**The request:** Please copy every line of the items below without changing a single character.

Layout coordinate data

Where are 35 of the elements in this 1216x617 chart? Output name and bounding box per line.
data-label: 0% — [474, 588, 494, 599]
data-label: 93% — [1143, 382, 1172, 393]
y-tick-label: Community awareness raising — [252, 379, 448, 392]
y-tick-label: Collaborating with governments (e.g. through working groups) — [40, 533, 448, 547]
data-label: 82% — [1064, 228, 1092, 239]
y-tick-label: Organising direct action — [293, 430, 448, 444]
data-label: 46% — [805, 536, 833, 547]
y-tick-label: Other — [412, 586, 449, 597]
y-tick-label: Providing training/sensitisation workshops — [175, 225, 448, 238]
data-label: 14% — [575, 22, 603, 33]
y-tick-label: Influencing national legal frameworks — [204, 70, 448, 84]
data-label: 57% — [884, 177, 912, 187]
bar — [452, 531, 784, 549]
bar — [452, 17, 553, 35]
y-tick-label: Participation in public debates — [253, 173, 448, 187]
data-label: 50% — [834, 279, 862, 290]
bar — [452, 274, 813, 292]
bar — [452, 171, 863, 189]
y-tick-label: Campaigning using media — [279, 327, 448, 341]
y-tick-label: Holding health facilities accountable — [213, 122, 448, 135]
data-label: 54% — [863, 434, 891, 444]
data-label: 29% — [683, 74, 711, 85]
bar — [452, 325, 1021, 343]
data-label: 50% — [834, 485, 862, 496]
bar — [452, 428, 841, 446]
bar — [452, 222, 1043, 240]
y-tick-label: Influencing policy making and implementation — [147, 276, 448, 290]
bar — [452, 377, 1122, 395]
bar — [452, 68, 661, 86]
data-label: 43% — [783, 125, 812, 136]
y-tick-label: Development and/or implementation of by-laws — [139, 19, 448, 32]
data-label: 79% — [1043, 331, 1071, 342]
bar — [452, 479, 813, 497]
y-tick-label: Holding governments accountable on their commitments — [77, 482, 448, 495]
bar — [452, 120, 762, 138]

**Final result:**
Where are 35 of the elements in this 1216x617 chart? Output name and bounding box per line.
data-label: 0% — [474, 588, 494, 599]
data-label: 93% — [1143, 382, 1172, 393]
y-tick-label: Community awareness raising — [252, 379, 448, 392]
y-tick-label: Collaborating with governments (e.g. through working groups) — [40, 533, 448, 547]
data-label: 82% — [1064, 228, 1092, 239]
y-tick-label: Organising direct action — [293, 430, 448, 444]
data-label: 46% — [805, 536, 833, 547]
y-tick-label: Other — [412, 586, 449, 597]
y-tick-label: Providing training/sensitisation workshops — [175, 225, 448, 238]
data-label: 14% — [575, 22, 603, 33]
y-tick-label: Influencing national legal frameworks — [204, 70, 448, 84]
data-label: 57% — [884, 177, 912, 187]
bar — [452, 531, 784, 549]
bar — [452, 17, 553, 35]
y-tick-label: Participation in public debates — [253, 173, 448, 187]
data-label: 50% — [834, 279, 862, 290]
bar — [452, 274, 813, 292]
bar — [452, 171, 863, 189]
y-tick-label: Campaigning using media — [279, 327, 448, 341]
y-tick-label: Holding health facilities accountable — [213, 122, 448, 135]
data-label: 54% — [863, 434, 891, 444]
data-label: 29% — [683, 74, 711, 85]
bar — [452, 325, 1021, 343]
data-label: 50% — [834, 485, 862, 496]
bar — [452, 428, 841, 446]
bar — [452, 222, 1043, 240]
y-tick-label: Influencing policy making and implementation — [147, 276, 448, 290]
bar — [452, 377, 1122, 395]
bar — [452, 68, 661, 86]
data-label: 43% — [783, 125, 812, 136]
y-tick-label: Development and/or implementation of by-laws — [139, 19, 448, 32]
data-label: 79% — [1043, 331, 1071, 342]
bar — [452, 479, 813, 497]
y-tick-label: Holding governments accountable on their commitments — [77, 482, 448, 495]
bar — [452, 120, 762, 138]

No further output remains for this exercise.